(Collected data entries)
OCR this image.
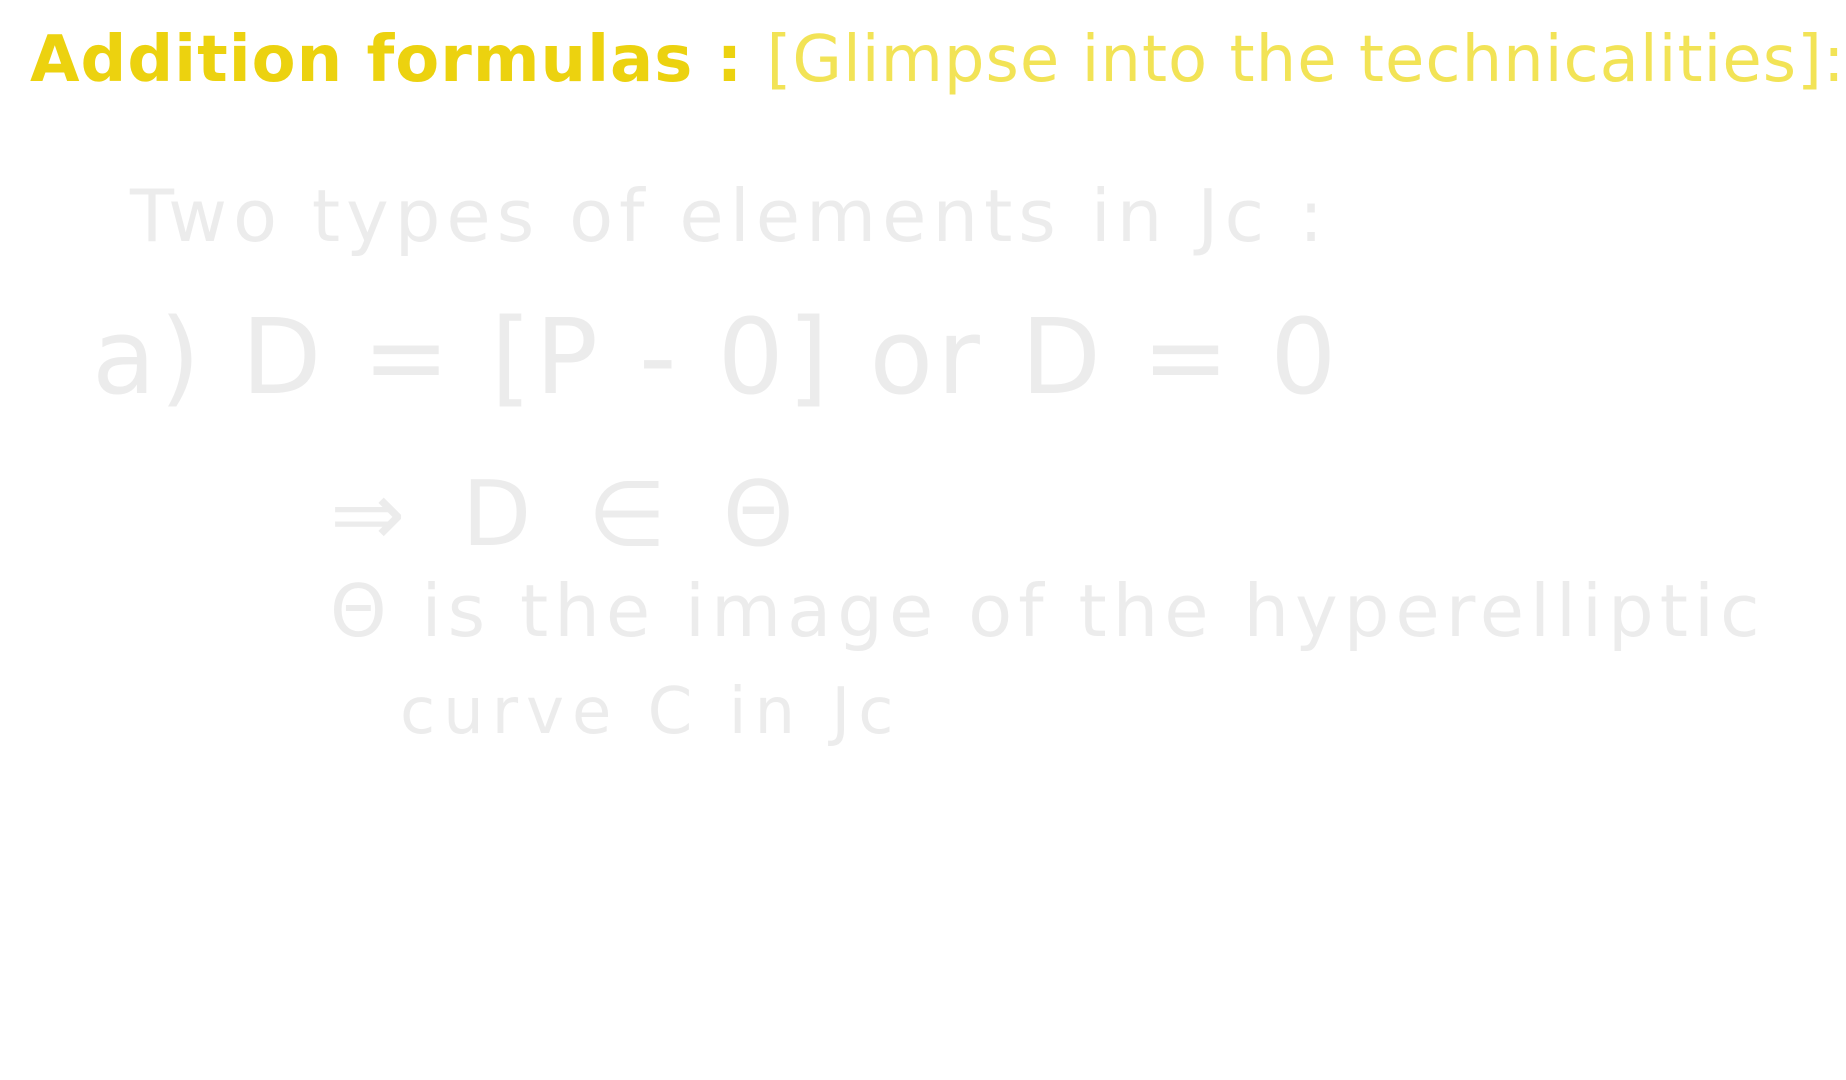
Addition formulas : [Glimpse into the technicalities]:
Two types of elements in Jc :
a) D = [P - 0] or D = 0
⇒ D ∈ Θ
Θ is the image of the hyperelliptic
curve C in Jc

● The request
Copy the material above exactly and drop the pictures.

● Written answer
OCR this image.
Addition formulas : [Glimpse into the technicalities]:
Two types of elements in Jc :
a) D = [P - 0] or D = 0
⇒ D ∈ Θ
Θ is the image of the hyperelliptic
curve C in Jc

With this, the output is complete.